DOCUMENT PASSAGE:
=====

Perspectives for further research

Our analysis indicates that it is necessary to improve the safe and appropriate use of CS in low-resource settings. Interventions to improve maternal health are often developed with vaginal birth in mind, neglecting to benefit those women who give birth surgically. On the other hand, interventions to improve surgical safety are often not relevant or appropriate to obstetric cases. It is, therefore, necessary to develop and trial interventions specific to improving the safety of CS birth in low-resource settings.

From our findings, interventions which may improve outcomes for women undergoing CS could include those aimed at improving general surgical care for obstetric patients, such as the development and implementation of surgical safety checklists specific to CS. They might also include interventions to improve perioperative monitoring of obstetric patients, such as task-shifting the monitoring of vital signs to auxiliary staff, implementation of maternity early warning score systems and standardised guidelines for the care of those recovering following CS. Interventions could also include simulation training, carried out in the theatre setting, to improve skills in managing obstetric emergencies.

=====

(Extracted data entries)
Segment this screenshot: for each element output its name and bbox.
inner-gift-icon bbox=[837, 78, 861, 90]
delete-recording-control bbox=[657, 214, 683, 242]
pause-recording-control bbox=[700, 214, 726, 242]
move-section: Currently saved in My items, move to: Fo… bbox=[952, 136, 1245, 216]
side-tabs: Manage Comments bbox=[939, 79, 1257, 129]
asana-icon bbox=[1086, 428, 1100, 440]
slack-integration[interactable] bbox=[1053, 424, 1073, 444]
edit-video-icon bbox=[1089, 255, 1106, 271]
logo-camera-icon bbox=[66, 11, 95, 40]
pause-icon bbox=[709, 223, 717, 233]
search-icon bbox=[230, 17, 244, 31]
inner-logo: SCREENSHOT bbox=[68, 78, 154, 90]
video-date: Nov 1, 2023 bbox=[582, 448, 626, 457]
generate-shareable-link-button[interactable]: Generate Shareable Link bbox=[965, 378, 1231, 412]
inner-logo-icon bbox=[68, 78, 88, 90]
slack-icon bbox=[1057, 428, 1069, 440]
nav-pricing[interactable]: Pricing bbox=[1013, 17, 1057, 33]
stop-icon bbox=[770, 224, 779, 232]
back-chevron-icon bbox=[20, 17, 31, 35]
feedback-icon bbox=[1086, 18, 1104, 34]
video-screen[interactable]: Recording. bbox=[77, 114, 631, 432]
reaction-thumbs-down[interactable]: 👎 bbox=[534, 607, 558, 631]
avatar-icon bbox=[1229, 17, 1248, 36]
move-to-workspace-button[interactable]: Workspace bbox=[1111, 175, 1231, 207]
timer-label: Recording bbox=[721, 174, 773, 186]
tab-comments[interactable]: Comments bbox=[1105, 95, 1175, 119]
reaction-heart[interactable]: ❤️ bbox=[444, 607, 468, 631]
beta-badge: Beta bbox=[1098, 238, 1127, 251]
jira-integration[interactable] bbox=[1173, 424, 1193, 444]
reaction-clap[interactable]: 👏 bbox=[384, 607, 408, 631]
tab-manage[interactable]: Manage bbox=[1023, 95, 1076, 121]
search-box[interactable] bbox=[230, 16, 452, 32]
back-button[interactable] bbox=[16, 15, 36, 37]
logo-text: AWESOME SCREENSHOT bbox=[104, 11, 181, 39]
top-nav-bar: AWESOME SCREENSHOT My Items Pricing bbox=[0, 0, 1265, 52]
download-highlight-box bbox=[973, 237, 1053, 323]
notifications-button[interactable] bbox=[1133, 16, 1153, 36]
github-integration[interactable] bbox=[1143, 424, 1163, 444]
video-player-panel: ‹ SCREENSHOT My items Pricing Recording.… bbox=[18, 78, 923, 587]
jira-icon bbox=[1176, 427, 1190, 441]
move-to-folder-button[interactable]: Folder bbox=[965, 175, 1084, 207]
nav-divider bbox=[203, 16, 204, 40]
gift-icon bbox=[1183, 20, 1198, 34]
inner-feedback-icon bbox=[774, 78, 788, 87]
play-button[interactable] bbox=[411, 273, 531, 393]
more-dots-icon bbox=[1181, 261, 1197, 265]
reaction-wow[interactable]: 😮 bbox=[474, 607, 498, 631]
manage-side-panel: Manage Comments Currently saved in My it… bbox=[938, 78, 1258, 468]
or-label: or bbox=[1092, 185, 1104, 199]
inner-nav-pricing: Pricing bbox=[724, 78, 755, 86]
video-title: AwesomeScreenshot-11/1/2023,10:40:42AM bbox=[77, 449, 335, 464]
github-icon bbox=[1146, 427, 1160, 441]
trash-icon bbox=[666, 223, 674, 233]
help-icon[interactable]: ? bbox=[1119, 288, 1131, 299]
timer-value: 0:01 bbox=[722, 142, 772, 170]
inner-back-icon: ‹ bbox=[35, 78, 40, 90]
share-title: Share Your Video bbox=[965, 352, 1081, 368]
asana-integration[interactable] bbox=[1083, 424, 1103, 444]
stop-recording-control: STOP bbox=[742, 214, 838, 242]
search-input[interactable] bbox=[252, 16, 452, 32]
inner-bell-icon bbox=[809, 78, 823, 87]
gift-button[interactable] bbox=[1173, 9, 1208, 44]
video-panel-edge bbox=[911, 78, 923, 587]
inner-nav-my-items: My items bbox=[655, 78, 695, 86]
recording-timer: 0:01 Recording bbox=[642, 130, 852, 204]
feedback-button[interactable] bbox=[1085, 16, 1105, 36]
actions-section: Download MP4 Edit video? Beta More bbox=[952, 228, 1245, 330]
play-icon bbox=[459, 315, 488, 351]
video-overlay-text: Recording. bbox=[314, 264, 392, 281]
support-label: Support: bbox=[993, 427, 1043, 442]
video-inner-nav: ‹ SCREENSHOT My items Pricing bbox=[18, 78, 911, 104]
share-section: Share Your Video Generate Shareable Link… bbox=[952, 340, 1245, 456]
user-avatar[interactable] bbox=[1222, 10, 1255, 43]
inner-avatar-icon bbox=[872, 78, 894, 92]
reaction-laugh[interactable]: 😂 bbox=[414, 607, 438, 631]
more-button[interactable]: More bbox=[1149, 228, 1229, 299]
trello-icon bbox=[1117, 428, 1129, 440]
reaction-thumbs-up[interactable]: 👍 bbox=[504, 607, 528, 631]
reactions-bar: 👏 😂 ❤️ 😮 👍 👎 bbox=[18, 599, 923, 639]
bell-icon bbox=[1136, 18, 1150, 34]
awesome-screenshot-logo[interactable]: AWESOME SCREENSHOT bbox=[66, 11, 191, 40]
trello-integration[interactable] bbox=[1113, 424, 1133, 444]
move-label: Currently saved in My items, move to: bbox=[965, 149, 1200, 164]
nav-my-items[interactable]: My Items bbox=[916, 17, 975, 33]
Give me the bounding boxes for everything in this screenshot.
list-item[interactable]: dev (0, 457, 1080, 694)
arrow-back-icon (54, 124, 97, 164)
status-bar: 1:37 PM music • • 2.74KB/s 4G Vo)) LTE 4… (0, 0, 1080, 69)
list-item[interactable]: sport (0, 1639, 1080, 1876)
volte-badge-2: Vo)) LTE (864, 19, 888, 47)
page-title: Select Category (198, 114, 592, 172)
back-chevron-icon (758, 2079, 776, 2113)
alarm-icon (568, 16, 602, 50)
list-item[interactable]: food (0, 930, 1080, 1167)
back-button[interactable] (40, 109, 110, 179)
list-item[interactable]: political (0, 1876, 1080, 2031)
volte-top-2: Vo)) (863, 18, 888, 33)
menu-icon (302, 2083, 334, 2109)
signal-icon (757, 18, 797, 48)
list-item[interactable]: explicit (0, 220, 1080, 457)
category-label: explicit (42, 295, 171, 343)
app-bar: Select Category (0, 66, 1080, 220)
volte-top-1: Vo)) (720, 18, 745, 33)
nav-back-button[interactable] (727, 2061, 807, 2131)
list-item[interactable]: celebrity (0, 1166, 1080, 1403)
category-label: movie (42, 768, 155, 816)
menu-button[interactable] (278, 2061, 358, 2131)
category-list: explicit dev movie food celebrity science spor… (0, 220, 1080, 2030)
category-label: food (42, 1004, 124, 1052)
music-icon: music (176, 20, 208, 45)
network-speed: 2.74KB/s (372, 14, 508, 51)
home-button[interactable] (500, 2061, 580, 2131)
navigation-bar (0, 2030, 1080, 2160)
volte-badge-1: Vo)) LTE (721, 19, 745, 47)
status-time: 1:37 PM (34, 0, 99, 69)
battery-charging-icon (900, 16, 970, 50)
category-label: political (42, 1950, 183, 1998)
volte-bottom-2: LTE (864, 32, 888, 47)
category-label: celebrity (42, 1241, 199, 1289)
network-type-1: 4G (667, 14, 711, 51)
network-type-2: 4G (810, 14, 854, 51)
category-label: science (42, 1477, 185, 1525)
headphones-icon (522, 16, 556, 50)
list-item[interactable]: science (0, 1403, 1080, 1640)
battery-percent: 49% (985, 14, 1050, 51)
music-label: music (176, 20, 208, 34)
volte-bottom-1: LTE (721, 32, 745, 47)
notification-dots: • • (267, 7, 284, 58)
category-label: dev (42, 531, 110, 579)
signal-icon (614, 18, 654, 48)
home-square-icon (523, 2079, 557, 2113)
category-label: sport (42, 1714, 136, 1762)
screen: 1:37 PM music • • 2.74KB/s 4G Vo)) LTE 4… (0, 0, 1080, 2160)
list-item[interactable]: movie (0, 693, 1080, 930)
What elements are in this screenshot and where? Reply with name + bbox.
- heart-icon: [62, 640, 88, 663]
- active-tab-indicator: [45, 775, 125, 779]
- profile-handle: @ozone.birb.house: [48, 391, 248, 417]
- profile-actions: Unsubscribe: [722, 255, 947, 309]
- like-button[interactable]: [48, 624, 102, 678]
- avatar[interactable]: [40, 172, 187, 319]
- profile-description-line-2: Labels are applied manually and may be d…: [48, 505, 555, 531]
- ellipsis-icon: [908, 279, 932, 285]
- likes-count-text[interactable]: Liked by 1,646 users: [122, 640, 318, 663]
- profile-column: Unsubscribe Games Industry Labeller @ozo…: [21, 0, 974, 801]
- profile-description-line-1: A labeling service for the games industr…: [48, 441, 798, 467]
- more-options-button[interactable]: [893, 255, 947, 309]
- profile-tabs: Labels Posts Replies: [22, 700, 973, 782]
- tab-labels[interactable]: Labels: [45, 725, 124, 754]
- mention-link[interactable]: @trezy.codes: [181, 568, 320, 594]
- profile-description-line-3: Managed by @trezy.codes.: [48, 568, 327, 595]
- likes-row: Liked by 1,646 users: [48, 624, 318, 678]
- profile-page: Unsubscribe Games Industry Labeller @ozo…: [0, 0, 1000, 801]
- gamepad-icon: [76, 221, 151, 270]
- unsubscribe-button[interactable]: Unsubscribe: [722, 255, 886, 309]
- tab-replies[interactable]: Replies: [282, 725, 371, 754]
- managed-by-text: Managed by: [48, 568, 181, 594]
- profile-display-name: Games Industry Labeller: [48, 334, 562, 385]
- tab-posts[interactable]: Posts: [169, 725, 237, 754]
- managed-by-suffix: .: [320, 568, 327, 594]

=====

DIRECTIONS:
**1)** Repeat word for word the stretch of the passage on cesarean birth safety from "Our analysis indicates" through "birth in low-resource settings.".
**2)** Go on with the passage on cesarean birth safety, starting right after its final sentence.

ANSWERS FOR EACH ITEM:
**1)**
Our analysis indicates that it is necessary to improve the safe and appropriate use of CS in low-resource settings. Interventions to improve maternal health are often developed with vaginal birth in mind, neglecting to benefit those women who give birth surgically. On the other hand, interventions to improve surgical safety are often not relevant or appropriate to obstetric cases. It is, therefore, necessary to develop and trial interventions specific to improving the safety of CS birth in low-resource settings.

**2)**
Interventions could also be specific to the leading causes of maternal death following CS. For example, postpartum haemorrhage is the leading cause of death among post-CS patients, both in our cohort and globally. A bundled approach to the early detection and management of PPH was recently trialled across several low-resource settings16 but focused only on strategies to detect and manage PPH at vaginal birth and did not include women undergoing CS. There remains a need for evidence-based interventions to prevent, detect and managing PPH in CS patients, suitable for use in low-resource settings.

Women who delivered by CS were twice as likely to die from pregnancy-specific infections than other causes of death. Risk factors for infection following CS in low-resource settings include poor infection prevention practices and surgical sterility in the operating theatre,17 as well as events before and after surgery.17–21 As such, further research to determine feasible and effective interventions to improve infection prevention around the time of CS specific to such settings is required. For example, vaginal preparation with antiseptic immediately prior to skin incision to prevent endometritis is well evidenced by studies largely conducted in high-income countries.22 However, implementation research to improve the uptake of this intervention in high-need settings would be beneficial.

There is also a need to improve the detection and management of severe infection and sepsis.23 For example, through the use of evidence-based maternal sepsis bundles.23 24 Furthermore, there exists a paucity of published literature on the microbiology of maternal infection in African low-resource settings to inform international guideline development and clinical management.25 Further studies to determine responsible pathogens associated with post-CS infection are, therefore, necessary.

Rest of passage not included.